(Annotierte Elementlisten)
──────

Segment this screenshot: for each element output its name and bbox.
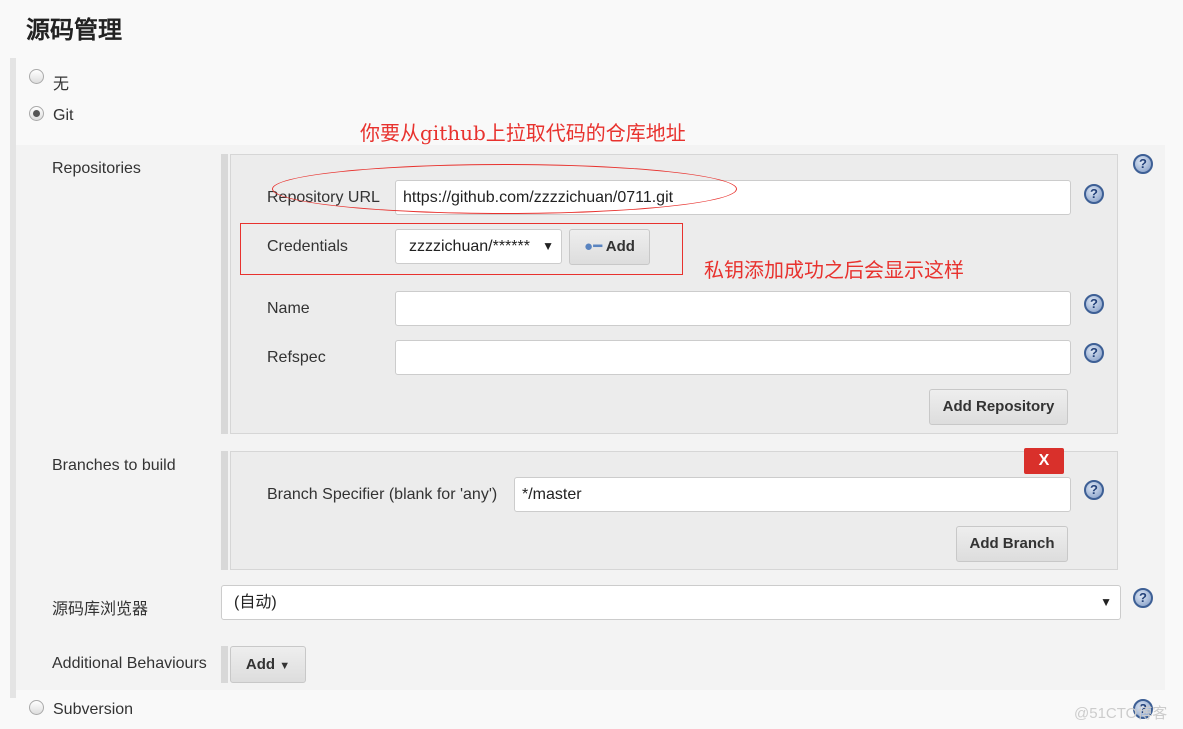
browser-label: 源码库浏览器 (52, 601, 149, 618)
help-icon[interactable]: ? (1084, 184, 1104, 204)
refspec-label: Refspec (267, 349, 326, 366)
branch-specifier-input[interactable]: */master (514, 477, 1071, 512)
help-icon[interactable]: ? (1133, 588, 1153, 608)
radio-git-label: Git (53, 107, 74, 124)
annotation-url-note: 你要从github上拉取代码的仓库地址 (360, 121, 686, 145)
branches-bar (221, 451, 228, 570)
annotation-cred-note: 私钥添加成功之后会显示这样 (704, 258, 964, 282)
refspec-input[interactable] (395, 340, 1071, 375)
repositories-label: Repositories (52, 160, 141, 177)
radio-none[interactable] (29, 69, 44, 84)
name-input[interactable] (395, 291, 1071, 326)
help-icon[interactable]: ? (1133, 154, 1153, 174)
radio-subversion-label: Subversion (53, 701, 134, 718)
behaviours-bar (221, 646, 228, 683)
behaviours-label: Additional Behaviours (52, 655, 207, 672)
branches-label: Branches to build (52, 457, 176, 474)
name-label: Name (267, 300, 310, 317)
repositories-bar (221, 154, 228, 434)
dropdown-arrow-icon: ▼ (1100, 595, 1112, 609)
help-icon[interactable]: ? (1084, 480, 1104, 500)
watermark: @51CTO博客 (1074, 705, 1168, 722)
add-behaviour-button[interactable]: Add ▼ (230, 646, 306, 683)
add-branch-button[interactable]: Add Branch (956, 526, 1068, 562)
browser-select[interactable]: (自动) ▼ (221, 585, 1121, 620)
page-title: 源码管理 (26, 17, 122, 44)
delete-branch-button[interactable]: X (1024, 448, 1064, 474)
annotation-ellipse (272, 164, 737, 214)
radio-git[interactable] (29, 106, 44, 121)
dropdown-arrow-icon: ▼ (279, 660, 291, 672)
add-repository-button[interactable]: Add Repository (929, 389, 1068, 425)
branch-specifier-label: Branch Specifier (blank for 'any') (267, 486, 498, 503)
annotation-rectangle (240, 223, 683, 275)
radio-none-label: 无 (53, 76, 70, 93)
help-icon[interactable]: ? (1084, 343, 1104, 363)
help-icon[interactable]: ? (1084, 294, 1104, 314)
radio-subversion[interactable] (29, 700, 44, 715)
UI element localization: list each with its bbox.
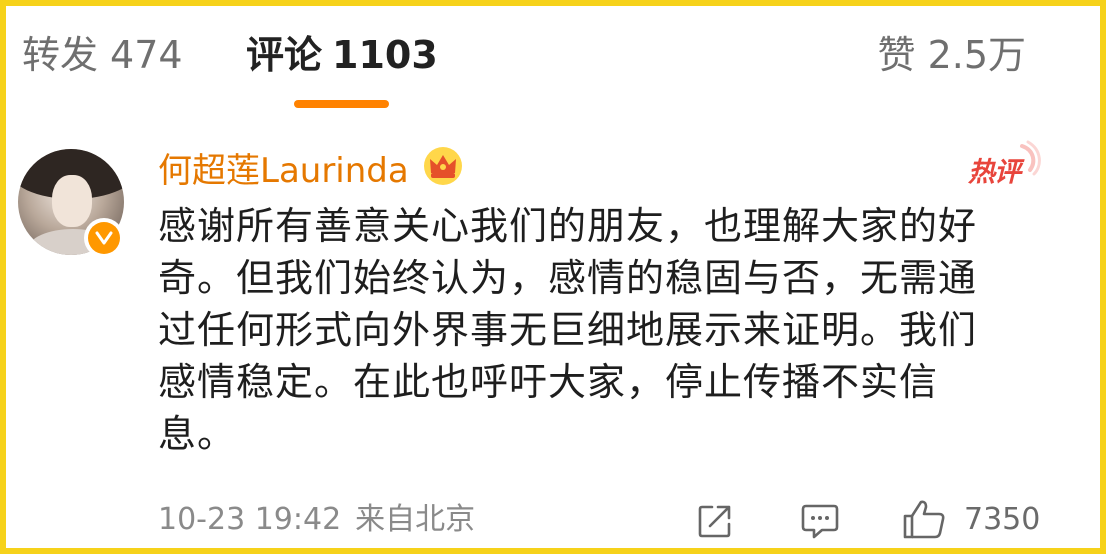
- screenshot-frame: 转发474 评论1103 赞2.5万 何超莲Laurinda 热评 感谢所: [0, 0, 1106, 554]
- comment-body: 感谢所有善意关心我们的朋友，也理解大家的好 奇。但我们始终认为，感情的稳固与否，…: [158, 200, 1038, 460]
- tab-likes-count: 2.5万: [927, 33, 1026, 77]
- comment-meta: 10-23 19:42 来自北京: [158, 498, 475, 542]
- hot-comment-badge: 热评: [964, 140, 1044, 192]
- comment-icon[interactable]: [800, 502, 840, 540]
- tab-comments-label: 评论: [246, 33, 323, 77]
- tab-likes-label: 赞: [877, 33, 916, 77]
- hot-comment-label: 热评: [968, 157, 1021, 188]
- verified-icon: [84, 218, 124, 258]
- comment-source: 来自北京: [355, 502, 476, 537]
- tab-comments-count: 1103: [332, 33, 438, 77]
- tab-likes[interactable]: 赞 2.5万: [878, 30, 1026, 80]
- tab-repost-count: 474: [110, 33, 183, 77]
- comment-line: 感情稳定。在此也呼吁大家，停止传播不实信: [158, 360, 939, 404]
- tab-comments[interactable]: 评论 1103: [246, 30, 438, 80]
- comment-line: 过任何形式向外界事无巨细地展示来证明。我们: [158, 308, 978, 352]
- comment-timestamp: 10-23 19:42: [158, 502, 342, 537]
- tab-repost-label: 转发: [22, 33, 99, 77]
- active-tab-indicator: [294, 100, 389, 108]
- share-icon[interactable]: [696, 502, 734, 540]
- comment-line: 感谢所有善意关心我们的朋友，也理解大家的好: [158, 204, 978, 248]
- comment-line: 奇。但我们始终认为，感情的稳固与否，无需通: [158, 256, 978, 300]
- comment-line: 息。: [158, 412, 237, 456]
- crown-icon: [424, 147, 462, 185]
- tab-repost[interactable]: 转发 474: [22, 30, 183, 80]
- like-count[interactable]: 7350: [964, 498, 1040, 542]
- tab-bar: 转发 474 评论 1103 赞 2.5万: [6, 6, 1100, 116]
- comment-username[interactable]: 何超莲Laurinda: [158, 147, 409, 195]
- like-icon[interactable]: [901, 498, 947, 540]
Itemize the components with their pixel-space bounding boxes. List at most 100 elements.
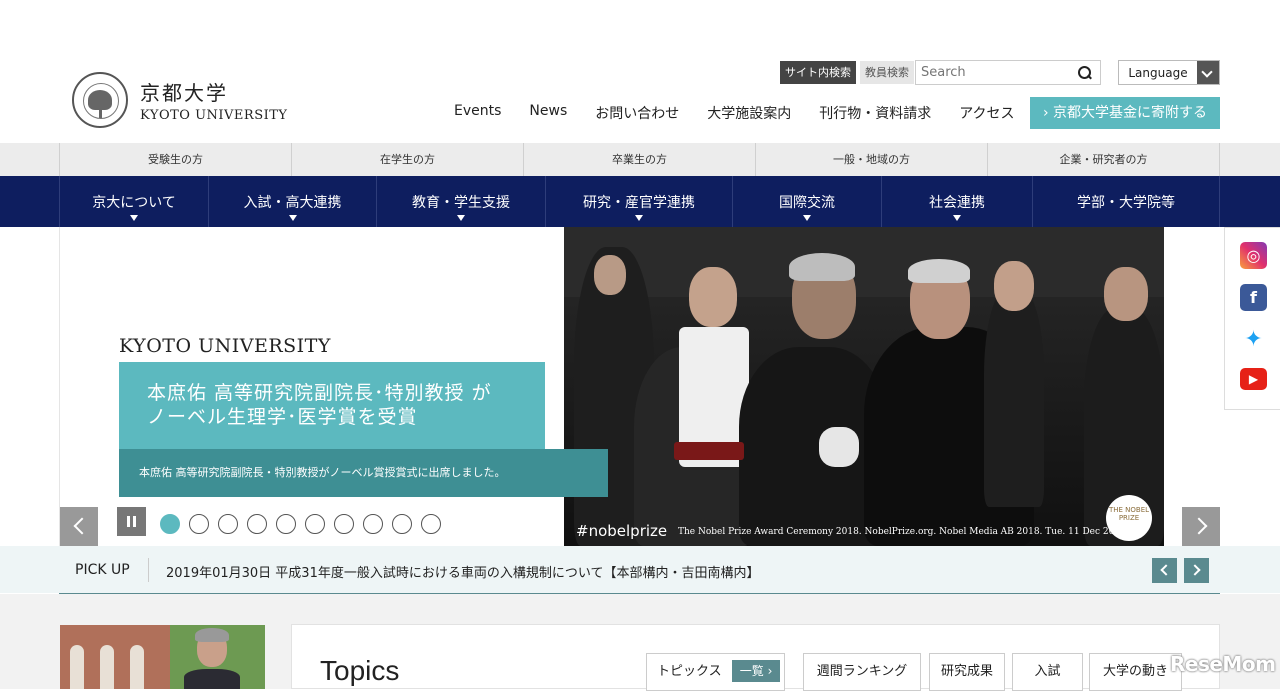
audience-alumni[interactable]: 卒業生の方 [523, 143, 755, 176]
main-nav: 京大について 入試・高大連携 教育・学生支援 研究・産官学連携 国際交流 社会連… [0, 176, 1280, 227]
caret-down-icon [635, 215, 643, 221]
main-nav-label: 学部・大学院等 [1077, 195, 1175, 211]
nav-contact[interactable]: お問い合わせ [595, 103, 679, 123]
topics-list-label: 一覧 [739, 664, 764, 678]
carousel-dot[interactable] [363, 514, 383, 534]
topics-title: Topics [320, 655, 400, 686]
pickup-prev-button[interactable] [1152, 558, 1177, 583]
main-nav-social[interactable]: 社会連携 [881, 176, 1032, 227]
main-nav-admissions[interactable]: 入試・高大連携 [208, 176, 376, 227]
carousel-indicators [160, 514, 450, 534]
carousel-dot[interactable] [334, 514, 354, 534]
instagram-icon[interactable]: ◎ [1240, 242, 1267, 269]
hero-title-line1: 本庶佑 高等研究院副院長･特別教授 が [147, 382, 492, 404]
tab-topics-label: トピックス [657, 664, 722, 679]
audience-prospective[interactable]: 受験生の方 [59, 143, 291, 176]
chevron-left-icon [1160, 564, 1172, 576]
search-scope-staff-button[interactable]: 教員検索 [860, 61, 914, 84]
topics-list-button[interactable]: 一覧 › [731, 660, 781, 682]
audience-nav: 受験生の方 在学生の方 卒業生の方 一般・地域の方 企業・研究者の方 [0, 143, 1280, 176]
main-nav-label: 京大について [92, 195, 176, 211]
nav-events[interactable]: Events [454, 103, 501, 123]
pickup-label: PICK UP [75, 562, 130, 578]
donate-fund-button[interactable]: › 京都大学基金に寄附する [1030, 97, 1220, 129]
main-nav-international[interactable]: 国際交流 [732, 176, 881, 227]
hero-photo-caption: The Nobel Prize Award Ceremony 2018. Nob… [678, 527, 1129, 537]
caret-down-icon [288, 215, 297, 221]
logo-text-ja: 京都大学 [140, 81, 228, 105]
pickup-next-button[interactable] [1184, 558, 1209, 583]
search-box [915, 60, 1101, 85]
language-select[interactable]: Language [1118, 60, 1220, 85]
nobel-prize-seal-icon: THE NOBEL PRIZE [1106, 495, 1152, 541]
utility-nav: Events News お問い合わせ 大学施設案内 刊行物・資料請求 アクセス [440, 103, 1029, 123]
audience-public[interactable]: 一般・地域の方 [755, 143, 987, 176]
main-nav-faculties[interactable]: 学部・大学院等 [1032, 176, 1220, 227]
main-nav-label: 教育・学生支援 [412, 195, 510, 211]
chevron-down-icon [1197, 61, 1219, 84]
topics-panel: Topics トピックス 一覧 › 週間ランキング 研究成果 入試 大学の動き [291, 624, 1220, 691]
caret-down-icon [457, 215, 465, 221]
facebook-icon[interactable]: f [1240, 284, 1267, 311]
carousel-prev-button[interactable] [60, 507, 98, 546]
pickup-bar: PICK UP 2019年01月30日 平成31年度一般入試時における車両の入構… [0, 546, 1280, 593]
search-scope-site-button[interactable]: サイト内検索 [780, 61, 856, 84]
caret-down-icon [130, 215, 138, 221]
carousel-dot[interactable] [160, 514, 180, 534]
pickup-link[interactable]: 2019年01月30日 平成31年度一般入試時における車両の入構規制について【本… [166, 562, 759, 581]
carousel-dot[interactable] [189, 514, 209, 534]
carousel-dot[interactable] [247, 514, 267, 534]
hero-photo-tag: #nobelprize [576, 522, 668, 540]
chevron-right-icon [1190, 517, 1208, 535]
tab-university-news[interactable]: 大学の動き [1089, 653, 1182, 691]
tab-admissions[interactable]: 入試 [1012, 653, 1083, 691]
language-label: Language [1128, 65, 1188, 80]
tab-research-results[interactable]: 研究成果 [929, 653, 1005, 691]
carousel-dot[interactable] [276, 514, 296, 534]
search-input[interactable] [916, 61, 1074, 84]
caret-down-icon [803, 215, 811, 221]
twitter-icon[interactable]: ✦ [1240, 326, 1267, 353]
hero-title[interactable]: 本庶佑 高等研究院副院長･特別教授 が ノーベル生理学･医学賞を受賞 [119, 362, 545, 450]
hero-subtitle[interactable]: 本庶佑 高等研究院副院長・特別教授がノーベル賞授賞式に出席しました。 [119, 449, 608, 497]
hero-title-line2: ノーベル生理学･医学賞を受賞 [147, 406, 418, 428]
youtube-icon[interactable]: ▶ [1240, 368, 1267, 390]
site-logo[interactable]: 京都大学 KYOTO UNIVERSITY [72, 71, 292, 129]
main-nav-research[interactable]: 研究・産官学連携 [545, 176, 732, 227]
tab-weekly-ranking[interactable]: 週間ランキング [803, 653, 921, 691]
caret-down-icon [953, 215, 961, 221]
nav-news[interactable]: News [529, 103, 567, 123]
chevron-left-icon [73, 517, 91, 535]
carousel-dot[interactable] [392, 514, 412, 534]
donate-fund-label: 京都大学基金に寄附する [1053, 105, 1208, 121]
carousel-dot[interactable] [421, 514, 441, 534]
hero-brand: KYOTO UNIVERSITY [119, 335, 331, 357]
main-nav-education[interactable]: 教育・学生支援 [376, 176, 545, 227]
nav-facilities[interactable]: 大学施設案内 [707, 103, 791, 123]
main-nav-label: 研究・産官学連携 [583, 195, 695, 211]
pickup-divider [148, 558, 149, 582]
search-icon[interactable] [1078, 65, 1092, 80]
main-nav-label: 社会連携 [929, 195, 985, 211]
university-seal-icon [72, 72, 128, 128]
topic-photo[interactable] [60, 625, 265, 689]
tab-topics[interactable]: トピックス 一覧 › [646, 653, 785, 691]
topics-section: Topics トピックス 一覧 › 週間ランキング 研究成果 入試 大学の動き [0, 594, 1280, 691]
chevron-right-icon: › [1042, 105, 1049, 121]
nav-access[interactable]: アクセス [959, 103, 1014, 123]
main-nav-label: 入試・高大連携 [243, 195, 342, 211]
watermark-logo: ReseMom [1170, 652, 1276, 676]
carousel-dot[interactable] [218, 514, 238, 534]
social-links: ◎ f ✦ ▶ [1224, 227, 1280, 410]
audience-students[interactable]: 在学生の方 [291, 143, 523, 176]
carousel-dot[interactable] [305, 514, 325, 534]
main-nav-about[interactable]: 京大について [59, 176, 208, 227]
carousel-pause-button[interactable] [117, 507, 146, 536]
audience-business[interactable]: 企業・研究者の方 [987, 143, 1220, 176]
chevron-right-icon [1189, 564, 1201, 576]
hero-photo[interactable]: #nobelprize The Nobel Prize Award Ceremo… [564, 227, 1164, 546]
carousel-next-button[interactable] [1182, 507, 1220, 546]
logo-text-en: KYOTO UNIVERSITY [140, 108, 288, 123]
nav-publications[interactable]: 刊行物・資料請求 [819, 103, 931, 123]
hero-carousel: KYOTO UNIVERSITY 本庶佑 高等研究院副院長･特別教授 が ノーベ… [59, 227, 1220, 546]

──────

Wie lauten die Zeilen, beginnend bei der Zeile mit „audience-alumni[interactable]: 卒業生の方 [523, 143, 755, 176]“ und endend mit der Zeile mit „main-nav-admissions[interactable]: 入試・高大連携 [208, 176, 376, 227]“, wenn du „carousel-dot“ gegen „slider-dot“ tauschst und sonst nichts änderst? Gib nur diese Zeilen wieder.

audience-alumni[interactable]: 卒業生の方 [523, 143, 755, 176]
main-nav: 京大について 入試・高大連携 教育・学生支援 研究・産官学連携 国際交流 社会連… [0, 176, 1280, 227]
caret-down-icon [635, 215, 643, 221]
main-nav-label: 学部・大学院等 [1077, 195, 1175, 211]
nav-contact[interactable]: お問い合わせ [595, 103, 679, 123]
topics-list-label: 一覧 [739, 664, 764, 678]
slider-dot[interactable] [363, 514, 383, 534]
topics-title: Topics [320, 655, 400, 686]
pickup-prev-button[interactable] [1152, 558, 1177, 583]
main-nav-social[interactable]: 社会連携 [881, 176, 1032, 227]
main-nav-admissions[interactable]: 入試・高大連携 [208, 176, 376, 227]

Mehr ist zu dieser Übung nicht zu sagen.